____ Raw records
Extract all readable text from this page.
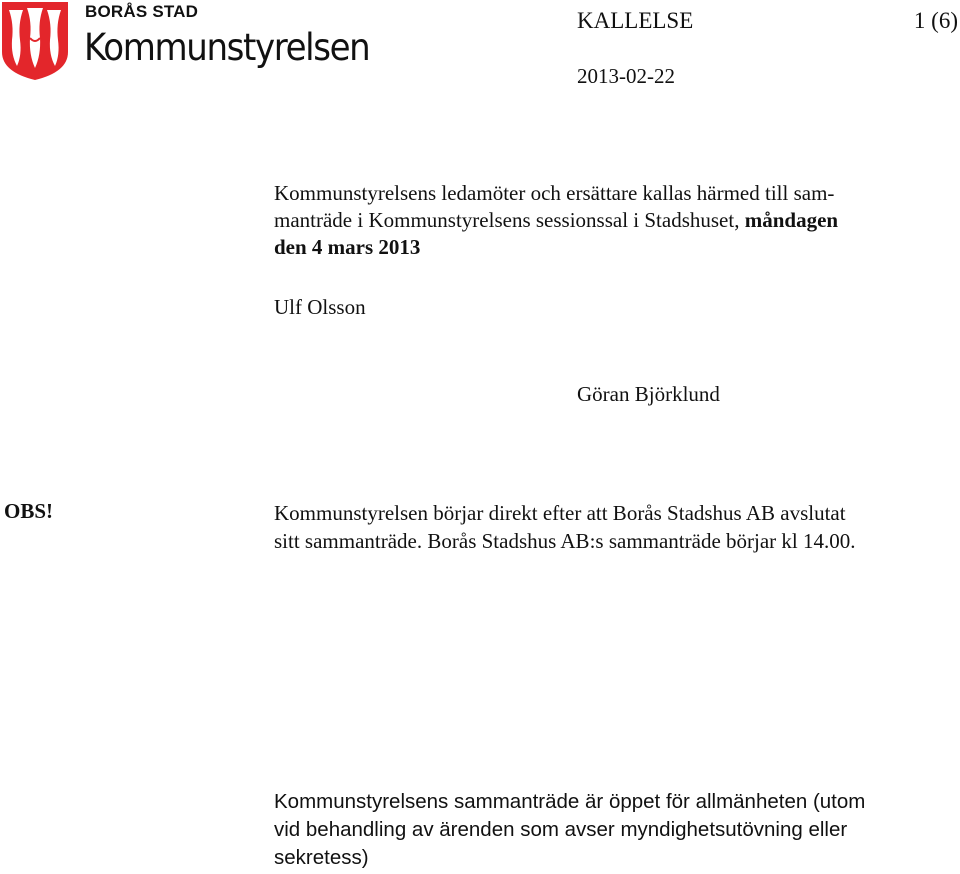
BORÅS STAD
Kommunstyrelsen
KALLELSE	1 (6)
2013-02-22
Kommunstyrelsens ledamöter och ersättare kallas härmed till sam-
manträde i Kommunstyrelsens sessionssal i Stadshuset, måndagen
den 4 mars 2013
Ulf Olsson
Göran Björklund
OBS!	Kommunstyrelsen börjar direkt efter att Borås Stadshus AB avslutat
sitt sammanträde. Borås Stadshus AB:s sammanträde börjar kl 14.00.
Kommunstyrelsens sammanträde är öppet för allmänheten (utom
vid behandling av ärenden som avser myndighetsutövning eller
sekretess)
________
■ Task objective
Take the data above and repeat it exactly, leaving each picture out.

■ Result
Extract all readable text from this page.
BORÅS STAD
Kommunstyrelsen
KALLELSE	1 (6)
2013-02-22
Kommunstyrelsens ledamöter och ersättare kallas härmed till sam-
manträde i Kommunstyrelsens sessionssal i Stadshuset, måndagen
den 4 mars 2013
Ulf Olsson
Göran Björklund
OBS!	Kommunstyrelsen börjar direkt efter att Borås Stadshus AB avslutat
sitt sammanträde. Borås Stadshus AB:s sammanträde börjar kl 14.00.
Kommunstyrelsens sammanträde är öppet för allmänheten (utom
vid behandling av ärenden som avser myndighetsutövning eller
sekretess)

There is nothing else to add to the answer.